• **Task instructions**
Copy every line of the data in which the word "this" occurs.

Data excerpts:
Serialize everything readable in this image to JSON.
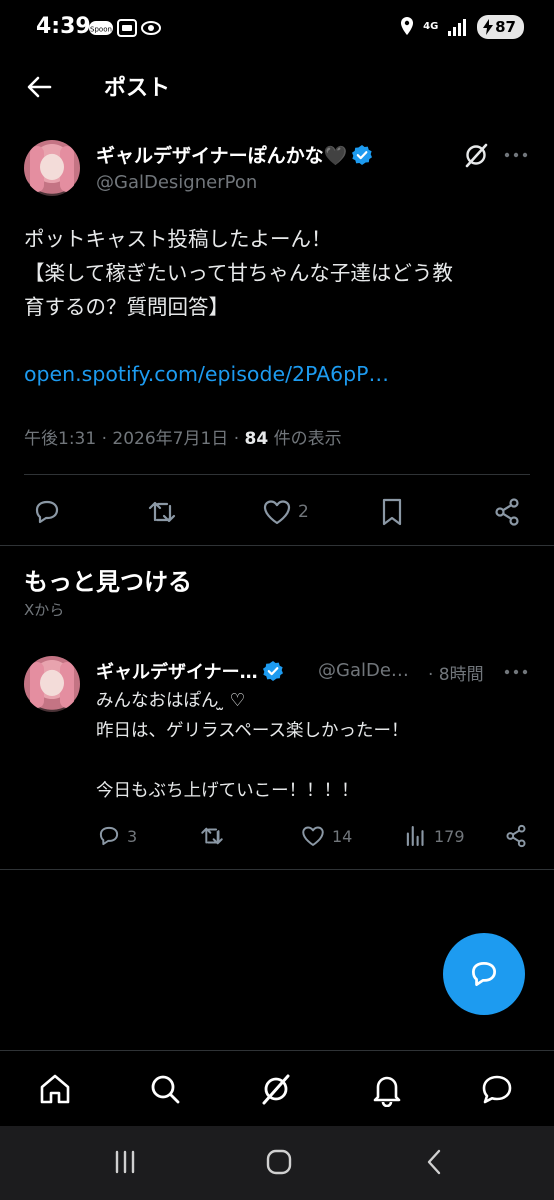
{
  "status_bar": {
    "time": "4:39",
    "network": "4G",
    "battery": "87"
  },
  "header": {
    "title": "ポスト"
  },
  "post": {
    "display_name": "ギャルデザイナーぽんかな🖤",
    "handle": "@GalDesignerPon",
    "lines": [
      "ポットキャスト投稿したよーん！",
      "【楽して稼ぎたいって甘ちゃんな子達はどう教",
      "育するの？質問回答】"
    ],
    "link": "open.spotify.com/episode/2PA6pP…",
    "time": "午後1:31",
    "date": "2026年7月1日",
    "views": "84",
    "views_label": "件の表示",
    "likes": "2"
  },
  "discover": {
    "title": "もっと見つける",
    "subtitle": "Xから"
  },
  "suggested_post": {
    "display_name": "ギャルデザイナー…",
    "handle": "@GalDe…",
    "time": "· 8時間",
    "lines": [
      "みんなおはぽん ̫ ♡",
      "昨日は、ゲリラスペース楽しかったー！",
      "",
      "今日もぶち上げていこー！！！！"
    ],
    "replies": "3",
    "likes": "14",
    "views": "179"
  },
  "colors": {
    "background": "#000000",
    "accent": "#1d9bf0",
    "secondary_text": "#71767b",
    "divider": "#2f3336"
  },
  "icons": [
    "back-arrow-icon",
    "verified-badge-icon",
    "grok-icon",
    "more-icon",
    "reply-icon",
    "repost-icon",
    "like-icon",
    "bookmark-icon",
    "share-icon",
    "views-icon",
    "compose-icon",
    "home-icon",
    "search-icon",
    "notifications-icon",
    "messages-icon"
  ]
}
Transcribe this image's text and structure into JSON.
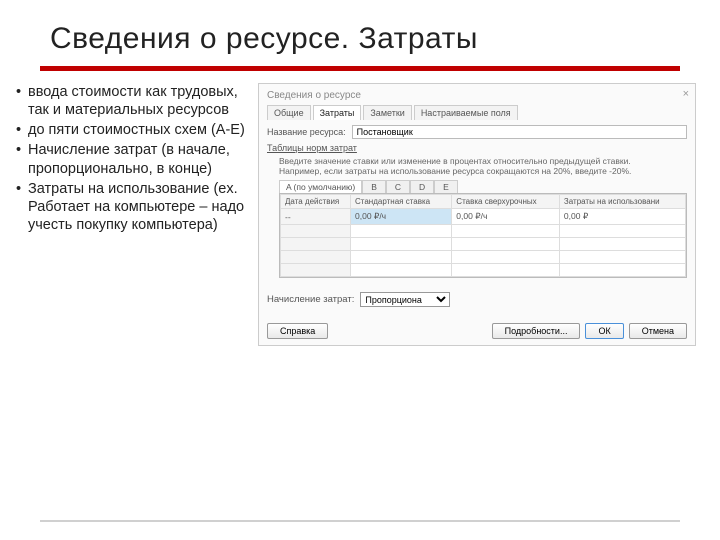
{
  "title": "Сведения о ресурсе. Затраты",
  "bullets": [
    "ввода стоимости как трудовых, так и материальных ресурсов",
    "до пяти стоимостных схем (A-E)",
    "Начисление затрат (в начале, пропорционально,  в конце)",
    "Затраты на использование (ex. Работает на компьютере – надо учесть покупку компьютера)"
  ],
  "dialog": {
    "title": "Сведения о ресурсе",
    "close": "×",
    "tabs": [
      "Общие",
      "Затраты",
      "Заметки",
      "Настраиваемые поля"
    ],
    "active_tab": 1,
    "resource_label": "Название ресурса:",
    "resource_value": "Постановщик",
    "section": "Таблицы норм затрат",
    "hint1": "Введите значение ставки или изменение в процентах относительно предыдущей ставки.",
    "hint2": "Например, если затраты на использование ресурса сокращаются на 20%, введите -20%.",
    "subtabs": [
      "A (по умолчанию)",
      "B",
      "C",
      "D",
      "E"
    ],
    "grid": {
      "headers": [
        "Дата действия",
        "Стандартная ставка",
        "Ставка сверхурочных",
        "Затраты на использовани"
      ],
      "row0": {
        "c0": "--",
        "c1": "0,00 ₽/ч",
        "c2": "0,00 ₽/ч",
        "c3": "0,00 ₽"
      }
    },
    "accrual_label": "Начисление затрат:",
    "accrual_value": "Пропорциона",
    "buttons": {
      "help": "Справка",
      "details": "Подробности...",
      "ok": "ОК",
      "cancel": "Отмена"
    }
  }
}
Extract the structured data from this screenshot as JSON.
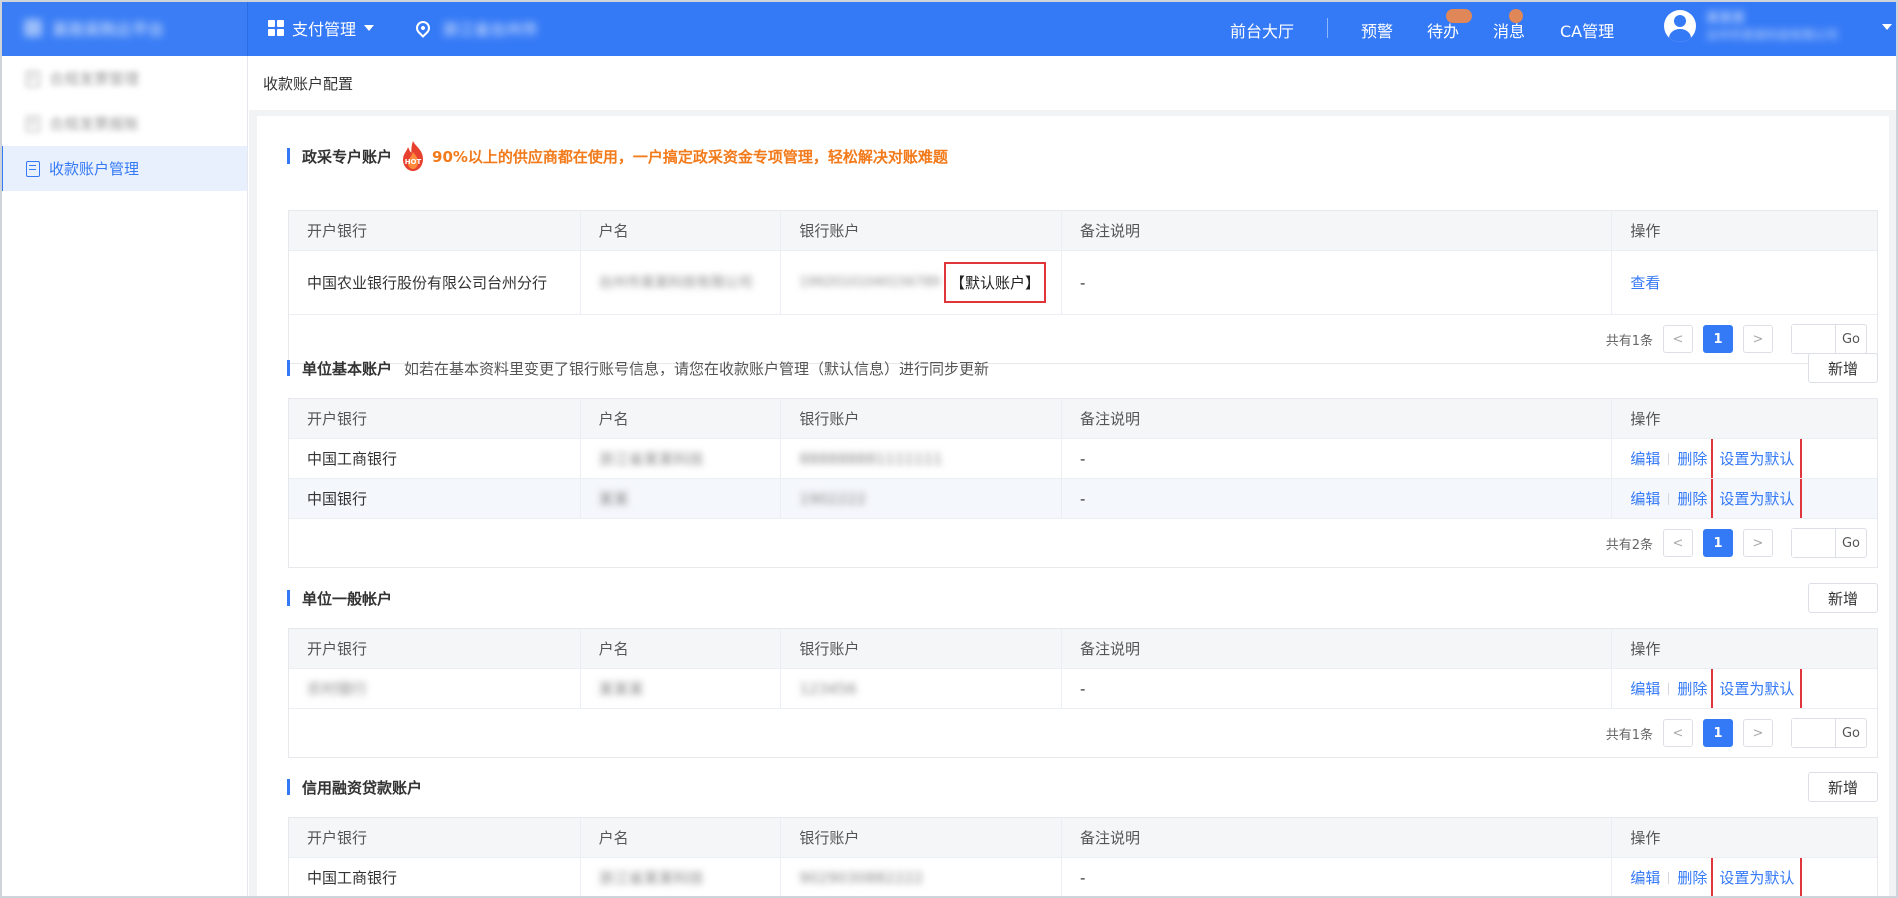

• **Exercise output**
Serialize everything readable in this image to JSON.
Transcribe this image's text and structure into JSON.
Extract the structured data from this screenshot as JSON.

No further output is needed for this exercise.